→ TO BE DONE
Return all the entries exactly, keeping pictures out.

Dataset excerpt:
= = = = = = =
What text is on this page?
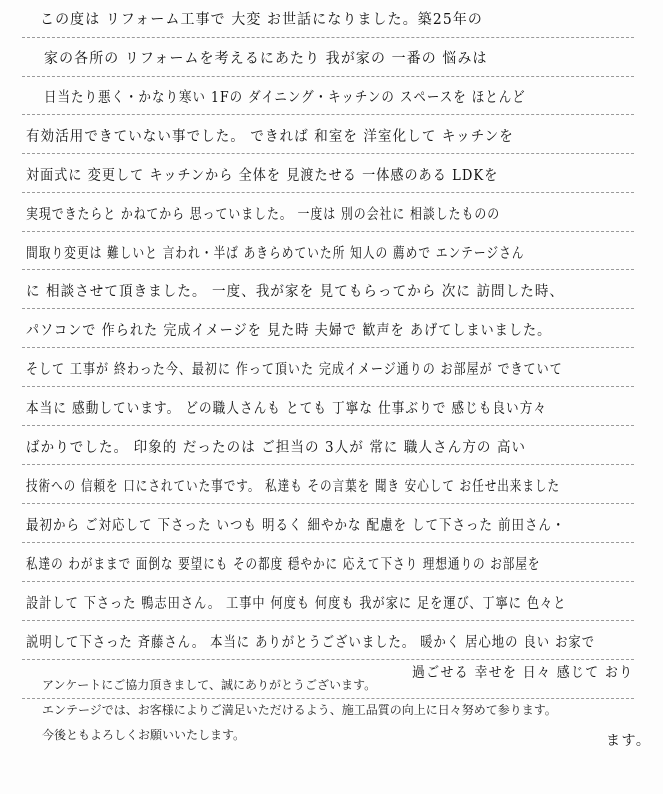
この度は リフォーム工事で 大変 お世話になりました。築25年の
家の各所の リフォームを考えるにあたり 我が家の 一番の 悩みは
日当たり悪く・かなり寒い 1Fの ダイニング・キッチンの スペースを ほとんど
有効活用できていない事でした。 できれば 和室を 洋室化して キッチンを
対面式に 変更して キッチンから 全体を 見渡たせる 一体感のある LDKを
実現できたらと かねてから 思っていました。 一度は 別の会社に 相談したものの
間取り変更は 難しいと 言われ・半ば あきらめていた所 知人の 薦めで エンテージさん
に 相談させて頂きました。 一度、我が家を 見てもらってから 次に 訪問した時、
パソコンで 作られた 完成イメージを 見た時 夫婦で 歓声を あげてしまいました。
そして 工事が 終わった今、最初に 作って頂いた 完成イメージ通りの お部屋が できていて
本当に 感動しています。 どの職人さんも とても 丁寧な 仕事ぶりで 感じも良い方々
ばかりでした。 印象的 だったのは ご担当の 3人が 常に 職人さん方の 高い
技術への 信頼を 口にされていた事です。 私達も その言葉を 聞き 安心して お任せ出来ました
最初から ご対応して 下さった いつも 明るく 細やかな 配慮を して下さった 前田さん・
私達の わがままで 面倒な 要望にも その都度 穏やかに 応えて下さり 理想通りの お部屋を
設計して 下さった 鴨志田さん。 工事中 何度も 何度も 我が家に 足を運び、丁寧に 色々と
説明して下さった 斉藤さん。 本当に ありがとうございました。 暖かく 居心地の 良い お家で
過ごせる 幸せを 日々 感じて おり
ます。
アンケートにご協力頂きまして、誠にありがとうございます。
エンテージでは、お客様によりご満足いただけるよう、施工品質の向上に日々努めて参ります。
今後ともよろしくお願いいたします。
= = = = = = =
→ FINAL RESULT
What text is on this page?
この度は リフォーム工事で 大変 お世話になりました。築25年の
家の各所の リフォームを考えるにあたり 我が家の 一番の 悩みは
日当たり悪く・かなり寒い 1Fの ダイニング・キッチンの スペースを ほとんど
有効活用できていない事でした。 できれば 和室を 洋室化して キッチンを
対面式に 変更して キッチンから 全体を 見渡たせる 一体感のある LDKを
実現できたらと かねてから 思っていました。 一度は 別の会社に 相談したものの
間取り変更は 難しいと 言われ・半ば あきらめていた所 知人の 薦めで エンテージさん
に 相談させて頂きました。 一度、我が家を 見てもらってから 次に 訪問した時、
パソコンで 作られた 完成イメージを 見た時 夫婦で 歓声を あげてしまいました。
そして 工事が 終わった今、最初に 作って頂いた 完成イメージ通りの お部屋が できていて
本当に 感動しています。 どの職人さんも とても 丁寧な 仕事ぶりで 感じも良い方々
ばかりでした。 印象的 だったのは ご担当の 3人が 常に 職人さん方の 高い
技術への 信頼を 口にされていた事です。 私達も その言葉を 聞き 安心して お任せ出来ました
最初から ご対応して 下さった いつも 明るく 細やかな 配慮を して下さった 前田さん・
私達の わがままで 面倒な 要望にも その都度 穏やかに 応えて下さり 理想通りの お部屋を
設計して 下さった 鴨志田さん。 工事中 何度も 何度も 我が家に 足を運び、丁寧に 色々と
説明して下さった 斉藤さん。 本当に ありがとうございました。 暖かく 居心地の 良い お家で
過ごせる 幸せを 日々 感じて おり
ます。
アンケートにご協力頂きまして、誠にありがとうございます。
エンテージでは、お客様によりご満足いただけるよう、施工品質の向上に日々努めて参ります。
今後ともよろしくお願いいたします。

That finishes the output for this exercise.